══ Material provided
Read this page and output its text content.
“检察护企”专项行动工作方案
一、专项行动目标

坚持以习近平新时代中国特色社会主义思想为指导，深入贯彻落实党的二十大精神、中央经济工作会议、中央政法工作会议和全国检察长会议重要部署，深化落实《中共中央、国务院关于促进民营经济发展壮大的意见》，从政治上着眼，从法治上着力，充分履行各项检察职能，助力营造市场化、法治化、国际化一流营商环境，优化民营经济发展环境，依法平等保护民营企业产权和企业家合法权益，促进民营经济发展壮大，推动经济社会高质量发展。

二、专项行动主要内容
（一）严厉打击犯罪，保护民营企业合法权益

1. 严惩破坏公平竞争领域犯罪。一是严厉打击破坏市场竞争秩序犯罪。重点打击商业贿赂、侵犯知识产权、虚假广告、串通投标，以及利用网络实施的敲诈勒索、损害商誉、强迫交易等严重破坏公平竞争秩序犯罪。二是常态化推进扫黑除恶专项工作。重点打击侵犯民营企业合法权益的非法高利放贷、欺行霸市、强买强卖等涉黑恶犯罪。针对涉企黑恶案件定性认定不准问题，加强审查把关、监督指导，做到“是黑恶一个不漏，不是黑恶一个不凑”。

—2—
════
▶ _Given task_: Extract all of the data shown above and repeat it verbatim.

▶ _Result of the task_:
Read this page and output its text content.
“检察护企”专项行动工作方案
一、专项行动目标

坚持以习近平新时代中国特色社会主义思想为指导，深入贯彻落实党的二十大精神、中央经济工作会议、中央政法工作会议和全国检察长会议重要部署，深化落实《中共中央、国务院关于促进民营经济发展壮大的意见》，从政治上着眼，从法治上着力，充分履行各项检察职能，助力营造市场化、法治化、国际化一流营商环境，优化民营经济发展环境，依法平等保护民营企业产权和企业家合法权益，促进民营经济发展壮大，推动经济社会高质量发展。

二、专项行动主要内容
（一）严厉打击犯罪，保护民营企业合法权益

1. 严惩破坏公平竞争领域犯罪。一是严厉打击破坏市场竞争秩序犯罪。重点打击商业贿赂、侵犯知识产权、虚假广告、串通投标，以及利用网络实施的敲诈勒索、损害商誉、强迫交易等严重破坏公平竞争秩序犯罪。二是常态化推进扫黑除恶专项工作。重点打击侵犯民营企业合法权益的非法高利放贷、欺行霸市、强买强卖等涉黑恶犯罪。针对涉企黑恶案件定性认定不准问题，加强审查把关、监督指导，做到“是黑恶一个不漏，不是黑恶一个不凑”。

—2—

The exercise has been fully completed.